— Start TASK INPUTS —

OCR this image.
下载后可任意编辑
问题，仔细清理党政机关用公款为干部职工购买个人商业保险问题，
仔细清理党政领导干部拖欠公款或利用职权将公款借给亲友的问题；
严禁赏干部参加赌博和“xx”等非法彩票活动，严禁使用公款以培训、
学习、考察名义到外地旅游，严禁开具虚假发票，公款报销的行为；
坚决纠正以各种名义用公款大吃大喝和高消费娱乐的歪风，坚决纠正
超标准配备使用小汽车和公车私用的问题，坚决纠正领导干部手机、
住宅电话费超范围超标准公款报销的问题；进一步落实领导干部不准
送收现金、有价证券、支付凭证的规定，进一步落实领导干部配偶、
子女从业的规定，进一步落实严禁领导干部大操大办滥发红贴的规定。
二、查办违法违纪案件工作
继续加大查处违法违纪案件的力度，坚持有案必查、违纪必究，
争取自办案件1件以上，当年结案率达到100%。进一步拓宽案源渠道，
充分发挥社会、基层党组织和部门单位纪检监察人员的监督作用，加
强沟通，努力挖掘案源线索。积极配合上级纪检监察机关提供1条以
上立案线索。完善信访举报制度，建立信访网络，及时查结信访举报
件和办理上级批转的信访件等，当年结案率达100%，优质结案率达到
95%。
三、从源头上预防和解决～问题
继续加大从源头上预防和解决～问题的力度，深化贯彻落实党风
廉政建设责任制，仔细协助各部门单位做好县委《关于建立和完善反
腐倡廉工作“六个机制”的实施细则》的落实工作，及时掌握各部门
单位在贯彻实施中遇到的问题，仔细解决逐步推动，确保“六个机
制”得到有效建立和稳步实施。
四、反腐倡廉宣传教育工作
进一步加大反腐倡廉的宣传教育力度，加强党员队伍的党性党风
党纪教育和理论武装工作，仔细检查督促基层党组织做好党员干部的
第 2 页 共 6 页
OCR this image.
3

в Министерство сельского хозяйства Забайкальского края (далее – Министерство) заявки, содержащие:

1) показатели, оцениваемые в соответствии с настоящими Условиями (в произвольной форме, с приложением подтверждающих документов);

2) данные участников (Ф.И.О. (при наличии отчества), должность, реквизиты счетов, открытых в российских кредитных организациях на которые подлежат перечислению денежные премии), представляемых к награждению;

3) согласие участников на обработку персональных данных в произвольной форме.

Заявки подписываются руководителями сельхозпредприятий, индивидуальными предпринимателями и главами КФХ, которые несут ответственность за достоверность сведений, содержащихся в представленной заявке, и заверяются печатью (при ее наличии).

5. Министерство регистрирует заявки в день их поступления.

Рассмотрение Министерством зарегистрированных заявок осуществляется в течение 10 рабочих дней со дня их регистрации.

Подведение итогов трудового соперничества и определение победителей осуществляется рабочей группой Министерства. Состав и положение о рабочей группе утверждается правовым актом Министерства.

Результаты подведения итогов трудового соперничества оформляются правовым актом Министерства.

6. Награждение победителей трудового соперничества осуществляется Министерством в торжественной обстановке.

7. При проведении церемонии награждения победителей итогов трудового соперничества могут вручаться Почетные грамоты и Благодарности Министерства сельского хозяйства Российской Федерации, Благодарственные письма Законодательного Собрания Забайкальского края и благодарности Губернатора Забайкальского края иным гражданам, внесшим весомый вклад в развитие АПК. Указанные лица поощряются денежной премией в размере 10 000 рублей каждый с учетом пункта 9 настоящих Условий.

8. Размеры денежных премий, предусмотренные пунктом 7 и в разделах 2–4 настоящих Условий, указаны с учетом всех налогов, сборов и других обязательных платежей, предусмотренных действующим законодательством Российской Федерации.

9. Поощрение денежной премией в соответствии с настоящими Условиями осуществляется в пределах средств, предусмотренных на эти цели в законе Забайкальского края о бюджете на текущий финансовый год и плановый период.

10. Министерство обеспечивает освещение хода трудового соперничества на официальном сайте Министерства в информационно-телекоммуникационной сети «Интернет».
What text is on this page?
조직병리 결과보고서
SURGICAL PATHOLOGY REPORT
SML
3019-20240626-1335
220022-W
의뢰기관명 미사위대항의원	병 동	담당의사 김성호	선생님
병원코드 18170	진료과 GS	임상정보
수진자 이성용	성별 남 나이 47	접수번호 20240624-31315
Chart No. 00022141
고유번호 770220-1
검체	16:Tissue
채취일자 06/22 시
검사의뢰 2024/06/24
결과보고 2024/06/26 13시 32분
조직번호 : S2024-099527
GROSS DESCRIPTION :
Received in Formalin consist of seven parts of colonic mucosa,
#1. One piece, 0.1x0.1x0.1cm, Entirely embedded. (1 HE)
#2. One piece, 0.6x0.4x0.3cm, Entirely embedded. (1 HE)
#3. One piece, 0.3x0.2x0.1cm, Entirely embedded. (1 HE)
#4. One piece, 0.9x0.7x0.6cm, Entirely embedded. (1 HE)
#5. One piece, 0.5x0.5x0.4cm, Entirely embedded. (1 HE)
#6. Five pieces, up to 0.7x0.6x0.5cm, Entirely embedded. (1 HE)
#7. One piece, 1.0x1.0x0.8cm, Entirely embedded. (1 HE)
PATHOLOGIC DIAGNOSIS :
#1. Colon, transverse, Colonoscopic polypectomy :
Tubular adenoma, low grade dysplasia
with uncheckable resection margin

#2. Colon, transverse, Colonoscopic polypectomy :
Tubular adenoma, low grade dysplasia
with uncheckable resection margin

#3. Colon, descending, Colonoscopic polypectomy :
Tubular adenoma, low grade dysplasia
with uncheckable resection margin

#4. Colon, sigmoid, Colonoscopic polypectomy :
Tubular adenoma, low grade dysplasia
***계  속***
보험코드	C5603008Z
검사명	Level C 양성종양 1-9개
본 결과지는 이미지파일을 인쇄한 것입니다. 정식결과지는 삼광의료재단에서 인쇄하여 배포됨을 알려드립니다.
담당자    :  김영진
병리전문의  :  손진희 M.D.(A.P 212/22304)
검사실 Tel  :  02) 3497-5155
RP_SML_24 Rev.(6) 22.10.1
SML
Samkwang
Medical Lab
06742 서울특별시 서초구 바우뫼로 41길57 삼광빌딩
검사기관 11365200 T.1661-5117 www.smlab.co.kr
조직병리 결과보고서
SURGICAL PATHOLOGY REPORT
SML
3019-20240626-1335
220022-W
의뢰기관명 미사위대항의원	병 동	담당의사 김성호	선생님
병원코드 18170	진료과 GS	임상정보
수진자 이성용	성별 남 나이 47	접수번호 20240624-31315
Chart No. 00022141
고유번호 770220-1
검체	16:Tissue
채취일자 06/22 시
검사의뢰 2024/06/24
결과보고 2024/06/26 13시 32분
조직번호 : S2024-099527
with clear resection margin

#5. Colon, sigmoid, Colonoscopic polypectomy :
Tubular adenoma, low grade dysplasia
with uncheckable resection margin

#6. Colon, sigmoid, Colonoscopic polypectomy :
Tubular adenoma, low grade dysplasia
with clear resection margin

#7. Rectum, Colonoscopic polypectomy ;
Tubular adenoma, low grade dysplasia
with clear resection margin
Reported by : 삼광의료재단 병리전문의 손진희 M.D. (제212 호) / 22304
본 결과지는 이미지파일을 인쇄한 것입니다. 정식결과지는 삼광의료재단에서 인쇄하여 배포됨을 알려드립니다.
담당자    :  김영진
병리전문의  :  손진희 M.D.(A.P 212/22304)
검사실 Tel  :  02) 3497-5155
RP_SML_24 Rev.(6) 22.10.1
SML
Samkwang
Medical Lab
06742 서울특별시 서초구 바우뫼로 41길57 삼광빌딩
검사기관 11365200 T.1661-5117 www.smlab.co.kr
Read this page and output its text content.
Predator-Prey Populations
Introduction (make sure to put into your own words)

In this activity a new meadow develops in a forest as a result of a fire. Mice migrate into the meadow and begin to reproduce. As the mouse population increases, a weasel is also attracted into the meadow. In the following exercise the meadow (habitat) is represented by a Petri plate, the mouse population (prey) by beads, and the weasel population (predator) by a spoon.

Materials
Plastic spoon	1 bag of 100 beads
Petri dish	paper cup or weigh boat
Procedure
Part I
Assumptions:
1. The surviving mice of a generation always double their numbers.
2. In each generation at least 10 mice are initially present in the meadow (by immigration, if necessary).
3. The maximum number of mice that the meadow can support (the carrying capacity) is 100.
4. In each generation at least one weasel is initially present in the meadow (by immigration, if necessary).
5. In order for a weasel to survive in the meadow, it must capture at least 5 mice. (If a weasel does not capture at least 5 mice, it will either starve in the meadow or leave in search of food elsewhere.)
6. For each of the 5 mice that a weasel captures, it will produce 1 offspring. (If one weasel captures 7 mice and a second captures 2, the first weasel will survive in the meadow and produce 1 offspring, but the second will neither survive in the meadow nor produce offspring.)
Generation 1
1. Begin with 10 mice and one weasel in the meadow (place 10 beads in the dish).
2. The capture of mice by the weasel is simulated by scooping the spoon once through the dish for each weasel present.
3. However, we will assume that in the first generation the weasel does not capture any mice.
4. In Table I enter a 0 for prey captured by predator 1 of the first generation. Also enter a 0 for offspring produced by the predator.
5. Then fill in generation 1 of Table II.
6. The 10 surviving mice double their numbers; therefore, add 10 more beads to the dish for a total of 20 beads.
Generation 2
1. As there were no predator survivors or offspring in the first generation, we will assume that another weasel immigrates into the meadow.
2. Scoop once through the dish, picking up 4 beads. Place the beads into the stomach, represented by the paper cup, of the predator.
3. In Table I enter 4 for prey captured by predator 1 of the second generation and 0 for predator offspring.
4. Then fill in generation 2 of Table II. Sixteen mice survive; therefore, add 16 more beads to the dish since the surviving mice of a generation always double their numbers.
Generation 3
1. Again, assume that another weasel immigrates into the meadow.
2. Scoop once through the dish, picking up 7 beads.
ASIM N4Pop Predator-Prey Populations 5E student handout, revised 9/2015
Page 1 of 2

— End TASK INPUTS —

> [WRITTEN EXERCISE]: Which lines hold the string "края"? Copy all of them from the data above.

> [THE ANSWER]:
в Министерство сельского хозяйства Забайкальского края (далее – Министерство) заявки, содержащие:
7. При проведении церемонии награждения победителей итогов трудового соперничества могут вручаться Почетные грамоты и Благодарности Министерства сельского хозяйства Российской Федерации, Благодарственные письма Законодательного Собрания Забайкальского края и благодарности Губернатора Забайкальского края иным гражданам, внесшим весомый вклад в развитие АПК. Указанные лица поощряются денежной премией в размере 10 000 рублей каждый с учетом пункта 9 настоящих Условий.
9. Поощрение денежной премией в соответствии с настоящими Условиями осуществляется в пределах средств, предусмотренных на эти цели в законе Забайкальского края о бюджете на текущий финансовый год и плановый период.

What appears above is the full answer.